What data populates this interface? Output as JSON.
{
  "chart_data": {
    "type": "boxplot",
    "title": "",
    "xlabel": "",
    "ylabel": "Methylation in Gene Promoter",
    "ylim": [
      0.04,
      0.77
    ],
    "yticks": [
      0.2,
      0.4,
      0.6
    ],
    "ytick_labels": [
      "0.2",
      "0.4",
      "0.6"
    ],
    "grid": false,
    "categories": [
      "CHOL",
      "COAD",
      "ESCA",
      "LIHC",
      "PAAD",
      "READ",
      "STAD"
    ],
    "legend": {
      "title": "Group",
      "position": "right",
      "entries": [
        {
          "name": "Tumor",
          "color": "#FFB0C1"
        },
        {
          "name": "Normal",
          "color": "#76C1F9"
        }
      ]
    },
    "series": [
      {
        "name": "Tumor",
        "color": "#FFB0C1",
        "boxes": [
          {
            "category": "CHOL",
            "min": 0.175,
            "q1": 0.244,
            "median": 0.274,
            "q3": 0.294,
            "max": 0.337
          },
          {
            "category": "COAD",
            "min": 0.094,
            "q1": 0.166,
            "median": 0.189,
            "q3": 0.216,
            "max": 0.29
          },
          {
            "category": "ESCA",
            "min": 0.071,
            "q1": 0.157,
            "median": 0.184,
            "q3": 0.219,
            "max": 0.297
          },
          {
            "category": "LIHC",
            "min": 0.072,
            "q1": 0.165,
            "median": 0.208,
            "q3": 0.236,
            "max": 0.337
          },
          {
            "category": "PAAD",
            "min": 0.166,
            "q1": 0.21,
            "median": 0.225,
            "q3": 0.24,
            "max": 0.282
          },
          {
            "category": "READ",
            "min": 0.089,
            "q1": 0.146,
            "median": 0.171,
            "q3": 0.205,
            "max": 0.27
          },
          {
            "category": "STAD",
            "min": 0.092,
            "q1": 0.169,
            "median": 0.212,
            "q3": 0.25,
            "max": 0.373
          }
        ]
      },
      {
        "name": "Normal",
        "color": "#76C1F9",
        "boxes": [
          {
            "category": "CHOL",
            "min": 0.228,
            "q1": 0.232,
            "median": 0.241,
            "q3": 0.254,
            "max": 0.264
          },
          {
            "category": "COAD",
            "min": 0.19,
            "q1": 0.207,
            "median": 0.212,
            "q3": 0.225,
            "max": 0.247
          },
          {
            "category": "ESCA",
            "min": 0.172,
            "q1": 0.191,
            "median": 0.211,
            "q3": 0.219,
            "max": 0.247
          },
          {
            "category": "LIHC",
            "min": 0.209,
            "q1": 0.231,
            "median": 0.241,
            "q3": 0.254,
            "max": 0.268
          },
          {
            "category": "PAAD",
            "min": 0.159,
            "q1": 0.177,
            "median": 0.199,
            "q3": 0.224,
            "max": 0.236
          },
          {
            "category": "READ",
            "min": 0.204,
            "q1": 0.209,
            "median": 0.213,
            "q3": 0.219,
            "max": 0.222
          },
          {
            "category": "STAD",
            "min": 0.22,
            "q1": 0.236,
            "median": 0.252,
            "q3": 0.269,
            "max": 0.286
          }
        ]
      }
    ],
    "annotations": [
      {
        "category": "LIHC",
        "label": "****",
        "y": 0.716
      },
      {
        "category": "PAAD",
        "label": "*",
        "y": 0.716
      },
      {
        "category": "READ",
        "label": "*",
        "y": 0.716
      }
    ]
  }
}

★ ★ ★ ★ ★

## Work item
Transcribe all of the data above, character for character.

## Exercise response
What data populates this interface? Output as JSON.
{
  "chart_data": {
    "type": "boxplot",
    "title": "",
    "xlabel": "",
    "ylabel": "Methylation in Gene Promoter",
    "ylim": [
      0.04,
      0.77
    ],
    "yticks": [
      0.2,
      0.4,
      0.6
    ],
    "ytick_labels": [
      "0.2",
      "0.4",
      "0.6"
    ],
    "grid": false,
    "categories": [
      "CHOL",
      "COAD",
      "ESCA",
      "LIHC",
      "PAAD",
      "READ",
      "STAD"
    ],
    "legend": {
      "title": "Group",
      "position": "right",
      "entries": [
        {
          "name": "Tumor",
          "color": "#FFB0C1"
        },
        {
          "name": "Normal",
          "color": "#76C1F9"
        }
      ]
    },
    "series": [
      {
        "name": "Tumor",
        "color": "#FFB0C1",
        "boxes": [
          {
            "category": "CHOL",
            "min": 0.175,
            "q1": 0.244,
            "median": 0.274,
            "q3": 0.294,
            "max": 0.337
          },
          {
            "category": "COAD",
            "min": 0.094,
            "q1": 0.166,
            "median": 0.189,
            "q3": 0.216,
            "max": 0.29
          },
          {
            "category": "ESCA",
            "min": 0.071,
            "q1": 0.157,
            "median": 0.184,
            "q3": 0.219,
            "max": 0.297
          },
          {
            "category": "LIHC",
            "min": 0.072,
            "q1": 0.165,
            "median": 0.208,
            "q3": 0.236,
            "max": 0.337
          },
          {
            "category": "PAAD",
            "min": 0.166,
            "q1": 0.21,
            "median": 0.225,
            "q3": 0.24,
            "max": 0.282
          },
          {
            "category": "READ",
            "min": 0.089,
            "q1": 0.146,
            "median": 0.171,
            "q3": 0.205,
            "max": 0.27
          },
          {
            "category": "STAD",
            "min": 0.092,
            "q1": 0.169,
            "median": 0.212,
            "q3": 0.25,
            "max": 0.373
          }
        ]
      },
      {
        "name": "Normal",
        "color": "#76C1F9",
        "boxes": [
          {
            "category": "CHOL",
            "min": 0.228,
            "q1": 0.232,
            "median": 0.241,
            "q3": 0.254,
            "max": 0.264
          },
          {
            "category": "COAD",
            "min": 0.19,
            "q1": 0.207,
            "median": 0.212,
            "q3": 0.225,
            "max": 0.247
          },
          {
            "category": "ESCA",
            "min": 0.172,
            "q1": 0.191,
            "median": 0.211,
            "q3": 0.219,
            "max": 0.247
          },
          {
            "category": "LIHC",
            "min": 0.209,
            "q1": 0.231,
            "median": 0.241,
            "q3": 0.254,
            "max": 0.268
          },
          {
            "category": "PAAD",
            "min": 0.159,
            "q1": 0.177,
            "median": 0.199,
            "q3": 0.224,
            "max": 0.236
          },
          {
            "category": "READ",
            "min": 0.204,
            "q1": 0.209,
            "median": 0.213,
            "q3": 0.219,
            "max": 0.222
          },
          {
            "category": "STAD",
            "min": 0.22,
            "q1": 0.236,
            "median": 0.252,
            "q3": 0.269,
            "max": 0.286
          }
        ]
      }
    ],
    "annotations": [
      {
        "category": "LIHC",
        "label": "****",
        "y": 0.716
      },
      {
        "category": "PAAD",
        "label": "*",
        "y": 0.716
      },
      {
        "category": "READ",
        "label": "*",
        "y": 0.716
      }
    ]
  }
}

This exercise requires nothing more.